**What is required:**
Scan the lines below for the word "with". Copy each line you find it in.

═════ Dataset excerpts

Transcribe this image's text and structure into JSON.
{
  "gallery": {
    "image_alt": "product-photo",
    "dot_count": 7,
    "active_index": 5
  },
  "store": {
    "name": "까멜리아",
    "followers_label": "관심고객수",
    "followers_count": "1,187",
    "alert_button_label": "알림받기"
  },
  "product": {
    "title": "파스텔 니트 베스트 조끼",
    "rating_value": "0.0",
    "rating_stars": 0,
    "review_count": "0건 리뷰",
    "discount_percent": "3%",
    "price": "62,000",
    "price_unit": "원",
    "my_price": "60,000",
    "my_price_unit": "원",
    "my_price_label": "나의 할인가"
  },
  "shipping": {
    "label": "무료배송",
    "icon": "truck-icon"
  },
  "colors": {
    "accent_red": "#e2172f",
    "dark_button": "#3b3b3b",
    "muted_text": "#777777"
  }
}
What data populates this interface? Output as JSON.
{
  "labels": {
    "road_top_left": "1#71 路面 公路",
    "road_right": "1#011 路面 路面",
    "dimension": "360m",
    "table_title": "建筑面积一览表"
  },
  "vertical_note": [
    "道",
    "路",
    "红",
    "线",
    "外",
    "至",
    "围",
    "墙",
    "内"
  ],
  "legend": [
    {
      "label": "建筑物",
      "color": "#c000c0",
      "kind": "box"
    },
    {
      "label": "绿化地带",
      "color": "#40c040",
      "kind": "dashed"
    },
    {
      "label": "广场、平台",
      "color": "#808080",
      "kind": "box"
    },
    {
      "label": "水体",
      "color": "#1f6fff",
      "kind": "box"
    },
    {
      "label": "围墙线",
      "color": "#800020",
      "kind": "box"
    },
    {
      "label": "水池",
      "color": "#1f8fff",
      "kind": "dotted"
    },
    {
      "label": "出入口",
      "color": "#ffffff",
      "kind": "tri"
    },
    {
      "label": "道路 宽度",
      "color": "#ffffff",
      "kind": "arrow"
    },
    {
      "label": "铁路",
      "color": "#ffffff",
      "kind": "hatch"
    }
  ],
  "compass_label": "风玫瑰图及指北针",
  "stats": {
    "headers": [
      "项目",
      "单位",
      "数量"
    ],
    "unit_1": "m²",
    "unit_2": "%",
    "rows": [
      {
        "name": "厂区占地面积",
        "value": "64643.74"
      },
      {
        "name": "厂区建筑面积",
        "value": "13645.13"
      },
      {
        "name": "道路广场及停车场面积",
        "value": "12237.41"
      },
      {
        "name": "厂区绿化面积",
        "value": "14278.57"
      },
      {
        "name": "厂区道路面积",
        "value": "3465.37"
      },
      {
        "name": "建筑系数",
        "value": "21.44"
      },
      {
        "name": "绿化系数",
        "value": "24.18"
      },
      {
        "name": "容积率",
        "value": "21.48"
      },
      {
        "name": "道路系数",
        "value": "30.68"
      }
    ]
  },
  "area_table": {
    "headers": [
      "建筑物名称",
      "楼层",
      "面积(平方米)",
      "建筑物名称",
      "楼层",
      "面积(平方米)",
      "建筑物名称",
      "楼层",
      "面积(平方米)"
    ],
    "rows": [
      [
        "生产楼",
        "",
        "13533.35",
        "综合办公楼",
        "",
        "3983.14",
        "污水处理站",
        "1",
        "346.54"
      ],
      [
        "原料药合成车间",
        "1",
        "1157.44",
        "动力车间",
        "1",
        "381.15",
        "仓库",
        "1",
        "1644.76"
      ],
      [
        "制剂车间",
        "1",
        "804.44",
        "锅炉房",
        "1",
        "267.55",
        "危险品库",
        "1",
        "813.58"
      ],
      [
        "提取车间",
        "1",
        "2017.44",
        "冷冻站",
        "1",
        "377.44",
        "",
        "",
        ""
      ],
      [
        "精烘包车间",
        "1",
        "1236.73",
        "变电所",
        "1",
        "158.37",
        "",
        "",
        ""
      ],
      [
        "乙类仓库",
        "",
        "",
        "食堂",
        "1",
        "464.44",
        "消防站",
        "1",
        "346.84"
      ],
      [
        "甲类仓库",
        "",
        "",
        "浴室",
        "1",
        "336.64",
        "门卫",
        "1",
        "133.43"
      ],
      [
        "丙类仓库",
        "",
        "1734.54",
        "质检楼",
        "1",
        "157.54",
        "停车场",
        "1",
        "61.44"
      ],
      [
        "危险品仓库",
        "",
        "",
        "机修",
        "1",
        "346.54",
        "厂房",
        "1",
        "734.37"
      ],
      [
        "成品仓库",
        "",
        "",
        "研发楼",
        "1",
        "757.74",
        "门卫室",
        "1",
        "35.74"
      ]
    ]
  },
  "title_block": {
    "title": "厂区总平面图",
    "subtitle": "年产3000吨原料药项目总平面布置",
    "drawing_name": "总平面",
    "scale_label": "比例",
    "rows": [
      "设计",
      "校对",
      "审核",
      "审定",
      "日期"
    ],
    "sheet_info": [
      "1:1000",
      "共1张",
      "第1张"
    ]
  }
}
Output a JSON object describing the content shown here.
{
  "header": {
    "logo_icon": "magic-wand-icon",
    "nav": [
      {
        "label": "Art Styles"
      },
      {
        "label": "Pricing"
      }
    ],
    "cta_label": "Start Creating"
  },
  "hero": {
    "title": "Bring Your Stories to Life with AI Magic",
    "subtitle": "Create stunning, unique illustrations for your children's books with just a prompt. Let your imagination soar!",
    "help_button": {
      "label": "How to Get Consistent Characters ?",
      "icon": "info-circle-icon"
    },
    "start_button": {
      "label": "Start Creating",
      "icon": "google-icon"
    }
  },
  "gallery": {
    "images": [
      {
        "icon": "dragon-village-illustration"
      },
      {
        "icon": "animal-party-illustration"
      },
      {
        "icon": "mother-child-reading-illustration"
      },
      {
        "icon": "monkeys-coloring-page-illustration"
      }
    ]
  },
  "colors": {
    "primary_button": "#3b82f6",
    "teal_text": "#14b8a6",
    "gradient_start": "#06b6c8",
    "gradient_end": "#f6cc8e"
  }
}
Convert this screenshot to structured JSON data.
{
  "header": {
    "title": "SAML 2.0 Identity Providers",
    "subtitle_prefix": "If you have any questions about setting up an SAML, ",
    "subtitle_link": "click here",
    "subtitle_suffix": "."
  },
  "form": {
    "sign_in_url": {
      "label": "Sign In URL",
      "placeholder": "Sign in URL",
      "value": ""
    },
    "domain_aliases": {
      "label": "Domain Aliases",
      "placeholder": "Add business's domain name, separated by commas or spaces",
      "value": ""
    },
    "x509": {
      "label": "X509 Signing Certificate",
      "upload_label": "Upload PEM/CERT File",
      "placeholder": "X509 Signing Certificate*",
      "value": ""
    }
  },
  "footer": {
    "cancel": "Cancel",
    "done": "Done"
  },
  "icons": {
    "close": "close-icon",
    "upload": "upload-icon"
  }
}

══════════

**Solution for this task:**
    "title": "Bring Your Stories to Life with AI Magic",
    "subtitle": "Create stunning, unique illustrations for your children's books with just a prompt. Let your imagination soar!",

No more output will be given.